Data for the task
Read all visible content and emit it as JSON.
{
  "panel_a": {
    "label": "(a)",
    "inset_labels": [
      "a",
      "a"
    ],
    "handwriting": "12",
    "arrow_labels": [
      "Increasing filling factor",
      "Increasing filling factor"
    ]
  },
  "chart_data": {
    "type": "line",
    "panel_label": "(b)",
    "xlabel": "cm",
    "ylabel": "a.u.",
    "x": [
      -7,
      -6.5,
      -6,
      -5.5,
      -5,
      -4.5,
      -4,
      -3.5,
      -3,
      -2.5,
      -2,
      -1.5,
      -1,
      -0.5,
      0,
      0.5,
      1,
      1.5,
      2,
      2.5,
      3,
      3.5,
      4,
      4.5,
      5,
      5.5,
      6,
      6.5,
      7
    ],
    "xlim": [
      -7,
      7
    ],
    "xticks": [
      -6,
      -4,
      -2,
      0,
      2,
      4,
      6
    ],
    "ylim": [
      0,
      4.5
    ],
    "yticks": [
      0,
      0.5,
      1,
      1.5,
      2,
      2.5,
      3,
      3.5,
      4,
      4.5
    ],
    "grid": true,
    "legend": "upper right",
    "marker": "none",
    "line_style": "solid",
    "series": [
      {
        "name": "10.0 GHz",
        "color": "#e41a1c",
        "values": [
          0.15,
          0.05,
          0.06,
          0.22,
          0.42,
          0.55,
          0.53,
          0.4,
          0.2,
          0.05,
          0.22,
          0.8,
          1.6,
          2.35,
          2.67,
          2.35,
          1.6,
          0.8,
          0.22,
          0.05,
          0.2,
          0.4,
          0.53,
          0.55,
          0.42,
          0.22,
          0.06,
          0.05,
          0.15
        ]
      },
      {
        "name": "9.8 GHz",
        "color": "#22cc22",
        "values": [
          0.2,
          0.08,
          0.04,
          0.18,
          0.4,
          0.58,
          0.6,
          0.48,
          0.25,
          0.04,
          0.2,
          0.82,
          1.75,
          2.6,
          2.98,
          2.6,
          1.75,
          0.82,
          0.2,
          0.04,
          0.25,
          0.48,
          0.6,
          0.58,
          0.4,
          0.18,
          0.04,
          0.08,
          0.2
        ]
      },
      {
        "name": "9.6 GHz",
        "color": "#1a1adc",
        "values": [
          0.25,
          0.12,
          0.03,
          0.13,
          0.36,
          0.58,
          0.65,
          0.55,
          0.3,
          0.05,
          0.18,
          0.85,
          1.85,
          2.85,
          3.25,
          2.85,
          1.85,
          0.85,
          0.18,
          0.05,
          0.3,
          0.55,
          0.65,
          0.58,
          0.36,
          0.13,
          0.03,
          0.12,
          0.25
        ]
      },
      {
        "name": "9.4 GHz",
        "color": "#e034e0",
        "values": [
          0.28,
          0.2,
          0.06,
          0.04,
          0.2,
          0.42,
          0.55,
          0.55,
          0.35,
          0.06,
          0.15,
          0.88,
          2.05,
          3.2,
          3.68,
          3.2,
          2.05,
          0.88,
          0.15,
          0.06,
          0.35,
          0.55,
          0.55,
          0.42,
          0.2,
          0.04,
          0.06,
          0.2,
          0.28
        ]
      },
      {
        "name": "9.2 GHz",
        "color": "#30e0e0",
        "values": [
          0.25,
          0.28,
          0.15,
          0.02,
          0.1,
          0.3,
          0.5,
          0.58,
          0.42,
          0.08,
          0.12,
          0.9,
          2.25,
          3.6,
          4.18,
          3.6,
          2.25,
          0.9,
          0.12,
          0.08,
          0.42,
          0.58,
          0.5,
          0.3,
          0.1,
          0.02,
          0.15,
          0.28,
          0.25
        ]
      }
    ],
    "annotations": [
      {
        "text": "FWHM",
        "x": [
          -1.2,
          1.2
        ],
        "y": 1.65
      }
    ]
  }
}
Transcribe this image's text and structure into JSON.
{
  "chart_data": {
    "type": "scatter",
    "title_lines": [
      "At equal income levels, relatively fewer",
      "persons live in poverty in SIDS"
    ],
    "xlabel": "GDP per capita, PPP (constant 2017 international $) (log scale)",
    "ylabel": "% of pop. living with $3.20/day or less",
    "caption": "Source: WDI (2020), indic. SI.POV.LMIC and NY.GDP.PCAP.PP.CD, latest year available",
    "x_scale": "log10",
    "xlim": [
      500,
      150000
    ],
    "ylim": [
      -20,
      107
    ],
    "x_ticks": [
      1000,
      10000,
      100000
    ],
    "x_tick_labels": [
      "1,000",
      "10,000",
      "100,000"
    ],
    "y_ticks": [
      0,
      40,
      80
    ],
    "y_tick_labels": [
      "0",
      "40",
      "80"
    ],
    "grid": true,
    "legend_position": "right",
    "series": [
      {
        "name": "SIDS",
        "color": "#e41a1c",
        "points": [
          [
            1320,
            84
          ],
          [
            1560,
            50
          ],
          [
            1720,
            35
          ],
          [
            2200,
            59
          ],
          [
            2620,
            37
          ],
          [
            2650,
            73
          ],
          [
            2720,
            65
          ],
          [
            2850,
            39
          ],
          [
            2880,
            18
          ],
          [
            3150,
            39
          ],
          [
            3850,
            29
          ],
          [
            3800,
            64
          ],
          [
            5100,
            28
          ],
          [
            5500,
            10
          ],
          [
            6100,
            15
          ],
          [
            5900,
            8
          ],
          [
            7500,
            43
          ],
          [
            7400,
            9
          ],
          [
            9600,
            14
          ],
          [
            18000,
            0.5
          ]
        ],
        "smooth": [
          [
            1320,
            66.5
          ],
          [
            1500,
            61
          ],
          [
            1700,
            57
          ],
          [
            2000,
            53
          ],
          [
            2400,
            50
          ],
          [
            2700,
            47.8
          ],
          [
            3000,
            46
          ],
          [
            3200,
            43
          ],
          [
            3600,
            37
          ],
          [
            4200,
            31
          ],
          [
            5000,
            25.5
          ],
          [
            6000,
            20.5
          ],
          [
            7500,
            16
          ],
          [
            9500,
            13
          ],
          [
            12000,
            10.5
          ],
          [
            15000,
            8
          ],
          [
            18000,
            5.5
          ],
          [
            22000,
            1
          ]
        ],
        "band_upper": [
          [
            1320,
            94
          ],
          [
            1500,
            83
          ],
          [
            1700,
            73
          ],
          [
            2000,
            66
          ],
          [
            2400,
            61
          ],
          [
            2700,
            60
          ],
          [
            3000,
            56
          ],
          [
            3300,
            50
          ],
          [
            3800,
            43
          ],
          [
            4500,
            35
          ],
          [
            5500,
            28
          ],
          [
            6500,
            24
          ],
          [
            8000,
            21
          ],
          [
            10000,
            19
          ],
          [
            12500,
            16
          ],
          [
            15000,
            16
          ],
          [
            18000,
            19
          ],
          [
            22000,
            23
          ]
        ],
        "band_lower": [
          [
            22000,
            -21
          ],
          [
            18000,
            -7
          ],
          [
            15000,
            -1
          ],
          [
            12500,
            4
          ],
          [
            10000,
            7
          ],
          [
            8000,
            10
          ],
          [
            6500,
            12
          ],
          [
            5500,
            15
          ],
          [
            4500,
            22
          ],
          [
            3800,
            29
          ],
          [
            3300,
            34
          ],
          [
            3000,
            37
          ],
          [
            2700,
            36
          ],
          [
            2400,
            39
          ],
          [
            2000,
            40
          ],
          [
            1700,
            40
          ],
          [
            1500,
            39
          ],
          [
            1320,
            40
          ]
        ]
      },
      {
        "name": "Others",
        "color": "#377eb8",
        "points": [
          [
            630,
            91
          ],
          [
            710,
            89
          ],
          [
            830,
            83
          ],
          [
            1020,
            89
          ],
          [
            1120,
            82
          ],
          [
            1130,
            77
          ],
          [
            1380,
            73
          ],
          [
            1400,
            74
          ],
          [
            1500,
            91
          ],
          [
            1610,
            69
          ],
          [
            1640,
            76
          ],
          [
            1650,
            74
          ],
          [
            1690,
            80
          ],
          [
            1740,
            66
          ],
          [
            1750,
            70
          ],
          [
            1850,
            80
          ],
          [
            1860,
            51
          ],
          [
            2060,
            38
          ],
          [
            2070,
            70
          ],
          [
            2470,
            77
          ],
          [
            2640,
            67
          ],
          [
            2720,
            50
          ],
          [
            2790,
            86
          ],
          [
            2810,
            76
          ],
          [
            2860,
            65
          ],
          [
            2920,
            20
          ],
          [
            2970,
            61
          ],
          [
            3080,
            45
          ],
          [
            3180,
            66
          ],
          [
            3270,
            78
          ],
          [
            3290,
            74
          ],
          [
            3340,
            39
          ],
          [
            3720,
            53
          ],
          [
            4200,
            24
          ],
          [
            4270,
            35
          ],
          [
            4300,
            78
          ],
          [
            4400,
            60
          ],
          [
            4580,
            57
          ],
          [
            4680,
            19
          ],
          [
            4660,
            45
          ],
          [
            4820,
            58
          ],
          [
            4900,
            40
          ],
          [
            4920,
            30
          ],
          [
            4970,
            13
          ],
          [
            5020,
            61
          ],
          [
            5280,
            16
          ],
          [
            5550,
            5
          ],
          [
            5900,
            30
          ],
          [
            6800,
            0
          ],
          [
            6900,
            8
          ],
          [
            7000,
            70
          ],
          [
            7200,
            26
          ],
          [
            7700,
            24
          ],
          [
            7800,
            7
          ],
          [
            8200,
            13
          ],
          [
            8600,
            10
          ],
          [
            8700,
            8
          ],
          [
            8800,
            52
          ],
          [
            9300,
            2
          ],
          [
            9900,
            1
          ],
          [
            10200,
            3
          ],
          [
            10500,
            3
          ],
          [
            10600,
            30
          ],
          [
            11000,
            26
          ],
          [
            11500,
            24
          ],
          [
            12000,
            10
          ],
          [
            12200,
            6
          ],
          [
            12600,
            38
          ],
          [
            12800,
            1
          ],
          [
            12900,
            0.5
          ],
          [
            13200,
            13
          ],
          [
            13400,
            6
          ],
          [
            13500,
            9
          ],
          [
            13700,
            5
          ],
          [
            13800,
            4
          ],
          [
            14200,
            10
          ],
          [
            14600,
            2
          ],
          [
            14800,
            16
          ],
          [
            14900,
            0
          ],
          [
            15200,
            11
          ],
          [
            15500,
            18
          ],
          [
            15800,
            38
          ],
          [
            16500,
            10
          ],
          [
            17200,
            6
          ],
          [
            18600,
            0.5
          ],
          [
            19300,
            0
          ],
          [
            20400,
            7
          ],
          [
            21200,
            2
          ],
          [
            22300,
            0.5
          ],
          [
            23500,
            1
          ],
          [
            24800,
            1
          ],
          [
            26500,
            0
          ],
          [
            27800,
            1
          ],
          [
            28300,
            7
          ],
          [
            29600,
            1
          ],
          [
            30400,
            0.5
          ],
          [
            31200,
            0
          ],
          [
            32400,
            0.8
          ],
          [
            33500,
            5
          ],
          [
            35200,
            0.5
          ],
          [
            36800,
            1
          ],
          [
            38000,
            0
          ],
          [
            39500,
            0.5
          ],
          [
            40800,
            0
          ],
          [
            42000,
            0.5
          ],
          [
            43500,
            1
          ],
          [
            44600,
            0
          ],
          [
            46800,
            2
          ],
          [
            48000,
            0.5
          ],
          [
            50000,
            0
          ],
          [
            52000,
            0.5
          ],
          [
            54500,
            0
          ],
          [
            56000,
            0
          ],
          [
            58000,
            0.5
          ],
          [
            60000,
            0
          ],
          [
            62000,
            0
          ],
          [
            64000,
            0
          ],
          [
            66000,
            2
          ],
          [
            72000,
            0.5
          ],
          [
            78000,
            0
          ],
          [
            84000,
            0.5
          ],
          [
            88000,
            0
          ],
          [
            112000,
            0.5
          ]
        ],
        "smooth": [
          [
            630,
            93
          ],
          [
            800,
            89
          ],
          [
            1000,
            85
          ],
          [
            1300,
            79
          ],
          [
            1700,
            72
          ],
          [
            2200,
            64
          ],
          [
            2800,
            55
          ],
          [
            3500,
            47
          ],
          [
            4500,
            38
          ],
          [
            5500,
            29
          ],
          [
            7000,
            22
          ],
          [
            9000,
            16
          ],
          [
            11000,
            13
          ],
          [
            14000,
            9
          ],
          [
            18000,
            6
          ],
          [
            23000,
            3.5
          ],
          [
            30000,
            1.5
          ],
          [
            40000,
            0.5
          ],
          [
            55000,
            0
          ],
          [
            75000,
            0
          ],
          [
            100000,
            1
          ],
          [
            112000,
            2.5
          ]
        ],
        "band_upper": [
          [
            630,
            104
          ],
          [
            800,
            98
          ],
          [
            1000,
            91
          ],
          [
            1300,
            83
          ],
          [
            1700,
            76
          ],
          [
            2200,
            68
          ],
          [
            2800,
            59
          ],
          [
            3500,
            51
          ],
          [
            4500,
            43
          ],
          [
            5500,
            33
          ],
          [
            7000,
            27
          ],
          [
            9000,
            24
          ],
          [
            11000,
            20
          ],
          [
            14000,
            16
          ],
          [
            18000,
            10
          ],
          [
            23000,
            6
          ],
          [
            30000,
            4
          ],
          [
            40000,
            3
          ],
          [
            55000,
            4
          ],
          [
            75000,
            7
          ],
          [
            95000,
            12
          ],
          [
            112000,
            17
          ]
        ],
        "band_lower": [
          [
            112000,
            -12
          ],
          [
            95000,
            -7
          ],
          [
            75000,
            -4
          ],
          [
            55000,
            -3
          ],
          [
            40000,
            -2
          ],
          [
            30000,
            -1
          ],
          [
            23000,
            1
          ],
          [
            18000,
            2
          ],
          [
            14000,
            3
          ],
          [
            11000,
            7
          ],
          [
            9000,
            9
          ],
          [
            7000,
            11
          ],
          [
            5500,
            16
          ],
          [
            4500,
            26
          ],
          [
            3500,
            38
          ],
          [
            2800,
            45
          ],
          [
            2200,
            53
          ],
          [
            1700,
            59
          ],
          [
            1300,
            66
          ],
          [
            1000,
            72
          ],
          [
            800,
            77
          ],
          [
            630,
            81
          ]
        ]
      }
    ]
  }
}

Instructions for the task
Copy out each line of the records where the string "JSON" appears.

Output
Read all visible content and emit it as JSON.
Transcribe this image's text and structure into JSON.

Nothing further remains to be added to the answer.